▶ Short exercise:
Gather every line that includes the word "specified", please.

• • • • •

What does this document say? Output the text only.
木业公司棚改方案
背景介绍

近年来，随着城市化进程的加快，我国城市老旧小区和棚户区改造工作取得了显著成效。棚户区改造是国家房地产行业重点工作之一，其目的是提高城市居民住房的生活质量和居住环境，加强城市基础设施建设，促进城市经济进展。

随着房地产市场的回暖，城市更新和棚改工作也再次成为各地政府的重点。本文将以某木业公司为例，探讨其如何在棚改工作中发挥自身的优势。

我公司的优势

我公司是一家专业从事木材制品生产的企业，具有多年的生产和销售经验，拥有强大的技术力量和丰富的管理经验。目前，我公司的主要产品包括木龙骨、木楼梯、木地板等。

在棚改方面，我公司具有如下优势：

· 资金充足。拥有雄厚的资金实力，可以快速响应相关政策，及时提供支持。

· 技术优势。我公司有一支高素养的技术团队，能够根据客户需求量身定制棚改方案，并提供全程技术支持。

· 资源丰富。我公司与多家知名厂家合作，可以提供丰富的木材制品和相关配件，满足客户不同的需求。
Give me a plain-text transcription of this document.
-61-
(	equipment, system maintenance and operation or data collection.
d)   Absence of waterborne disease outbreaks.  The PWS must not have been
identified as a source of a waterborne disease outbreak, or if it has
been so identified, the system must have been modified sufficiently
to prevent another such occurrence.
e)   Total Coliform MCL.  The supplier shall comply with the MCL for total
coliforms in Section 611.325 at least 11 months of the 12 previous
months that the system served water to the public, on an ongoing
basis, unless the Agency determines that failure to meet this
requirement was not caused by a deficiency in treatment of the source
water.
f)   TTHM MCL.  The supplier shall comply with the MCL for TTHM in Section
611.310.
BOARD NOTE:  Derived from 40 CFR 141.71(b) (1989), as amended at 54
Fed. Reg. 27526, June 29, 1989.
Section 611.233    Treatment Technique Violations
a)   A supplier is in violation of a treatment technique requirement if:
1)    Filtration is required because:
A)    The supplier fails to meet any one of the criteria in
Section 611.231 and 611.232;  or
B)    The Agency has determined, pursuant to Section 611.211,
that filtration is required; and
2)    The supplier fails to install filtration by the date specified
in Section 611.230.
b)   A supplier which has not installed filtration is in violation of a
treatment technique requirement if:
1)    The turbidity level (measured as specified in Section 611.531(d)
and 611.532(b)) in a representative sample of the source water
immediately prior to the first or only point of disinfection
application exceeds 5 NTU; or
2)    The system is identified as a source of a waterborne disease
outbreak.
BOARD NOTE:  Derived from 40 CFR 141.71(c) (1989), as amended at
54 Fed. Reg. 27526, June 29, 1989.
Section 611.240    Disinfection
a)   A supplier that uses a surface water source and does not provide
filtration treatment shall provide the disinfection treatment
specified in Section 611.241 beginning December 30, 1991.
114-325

• • • • •

▶ Finished exercise:
2)    The supplier fails to install filtration by the date specified
1)    The turbidity level (measured as specified in Section 611.531(d)
specified in Section 611.241 beginning December 30, 1991.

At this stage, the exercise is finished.